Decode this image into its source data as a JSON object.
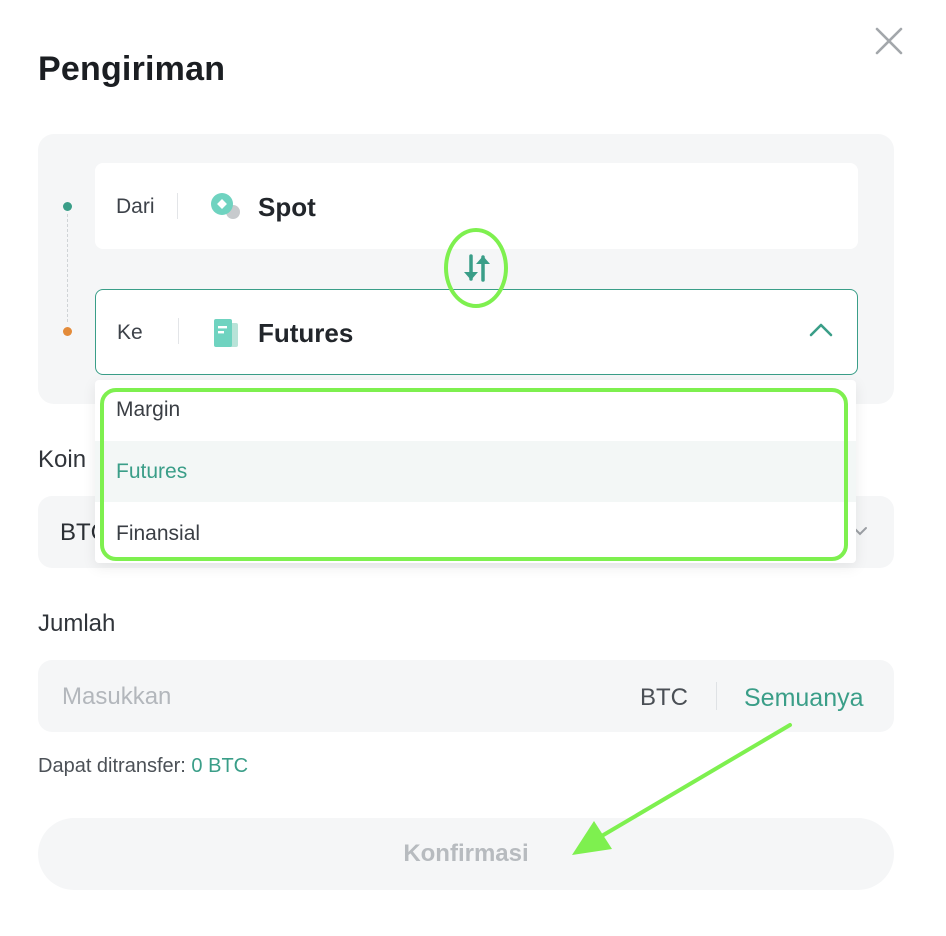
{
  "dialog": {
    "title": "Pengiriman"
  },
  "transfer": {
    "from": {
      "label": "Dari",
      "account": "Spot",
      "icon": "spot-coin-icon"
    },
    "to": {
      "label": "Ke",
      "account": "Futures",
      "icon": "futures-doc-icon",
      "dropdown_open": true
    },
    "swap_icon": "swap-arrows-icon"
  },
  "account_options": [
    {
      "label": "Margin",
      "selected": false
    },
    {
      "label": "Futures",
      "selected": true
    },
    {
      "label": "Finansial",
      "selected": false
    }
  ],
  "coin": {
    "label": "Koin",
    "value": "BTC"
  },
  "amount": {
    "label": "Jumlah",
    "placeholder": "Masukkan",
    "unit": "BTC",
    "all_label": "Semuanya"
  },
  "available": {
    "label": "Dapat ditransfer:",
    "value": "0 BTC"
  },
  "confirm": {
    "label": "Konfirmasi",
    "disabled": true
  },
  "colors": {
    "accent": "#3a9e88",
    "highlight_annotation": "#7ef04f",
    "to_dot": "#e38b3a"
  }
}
--
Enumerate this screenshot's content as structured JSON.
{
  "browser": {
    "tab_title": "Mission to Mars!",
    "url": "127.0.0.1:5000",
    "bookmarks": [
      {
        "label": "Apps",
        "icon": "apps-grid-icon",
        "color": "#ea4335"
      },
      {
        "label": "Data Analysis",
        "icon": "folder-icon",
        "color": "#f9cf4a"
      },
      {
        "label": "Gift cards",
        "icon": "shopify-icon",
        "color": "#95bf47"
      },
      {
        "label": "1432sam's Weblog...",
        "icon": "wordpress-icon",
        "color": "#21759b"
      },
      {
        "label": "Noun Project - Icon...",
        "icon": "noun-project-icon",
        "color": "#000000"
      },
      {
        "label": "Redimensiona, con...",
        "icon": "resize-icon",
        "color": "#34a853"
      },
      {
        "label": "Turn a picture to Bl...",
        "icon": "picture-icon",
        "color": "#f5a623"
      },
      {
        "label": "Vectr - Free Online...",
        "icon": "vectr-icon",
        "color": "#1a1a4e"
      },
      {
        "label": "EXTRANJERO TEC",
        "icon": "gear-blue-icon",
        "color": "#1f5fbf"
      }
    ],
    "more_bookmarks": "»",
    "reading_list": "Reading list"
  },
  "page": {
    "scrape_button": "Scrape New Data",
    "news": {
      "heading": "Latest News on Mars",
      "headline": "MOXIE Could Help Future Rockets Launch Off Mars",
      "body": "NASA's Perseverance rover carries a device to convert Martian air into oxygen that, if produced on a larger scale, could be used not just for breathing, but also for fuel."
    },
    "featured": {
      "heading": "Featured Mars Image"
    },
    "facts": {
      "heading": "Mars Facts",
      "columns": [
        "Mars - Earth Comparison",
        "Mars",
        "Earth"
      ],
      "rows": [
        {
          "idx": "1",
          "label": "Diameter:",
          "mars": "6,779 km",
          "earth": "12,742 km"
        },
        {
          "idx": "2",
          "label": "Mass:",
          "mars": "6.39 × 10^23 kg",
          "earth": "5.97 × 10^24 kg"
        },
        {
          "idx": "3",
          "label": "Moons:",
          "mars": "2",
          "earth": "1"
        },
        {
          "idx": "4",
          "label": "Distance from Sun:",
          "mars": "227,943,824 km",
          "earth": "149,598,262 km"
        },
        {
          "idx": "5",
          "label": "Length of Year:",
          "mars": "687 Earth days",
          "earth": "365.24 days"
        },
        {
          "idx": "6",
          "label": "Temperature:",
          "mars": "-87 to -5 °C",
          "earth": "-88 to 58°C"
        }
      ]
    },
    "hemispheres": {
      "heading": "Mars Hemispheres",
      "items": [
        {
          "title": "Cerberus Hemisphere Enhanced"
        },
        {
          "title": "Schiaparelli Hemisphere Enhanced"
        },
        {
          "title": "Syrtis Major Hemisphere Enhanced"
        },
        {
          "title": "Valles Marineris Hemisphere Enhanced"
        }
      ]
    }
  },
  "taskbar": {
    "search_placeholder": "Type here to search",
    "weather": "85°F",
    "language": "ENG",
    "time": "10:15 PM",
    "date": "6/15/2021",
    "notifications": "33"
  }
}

▸ **What to produce**:
Tally up the lines with the word "heading" in them, and answer with that number by itself.

▸ **Final result**:
4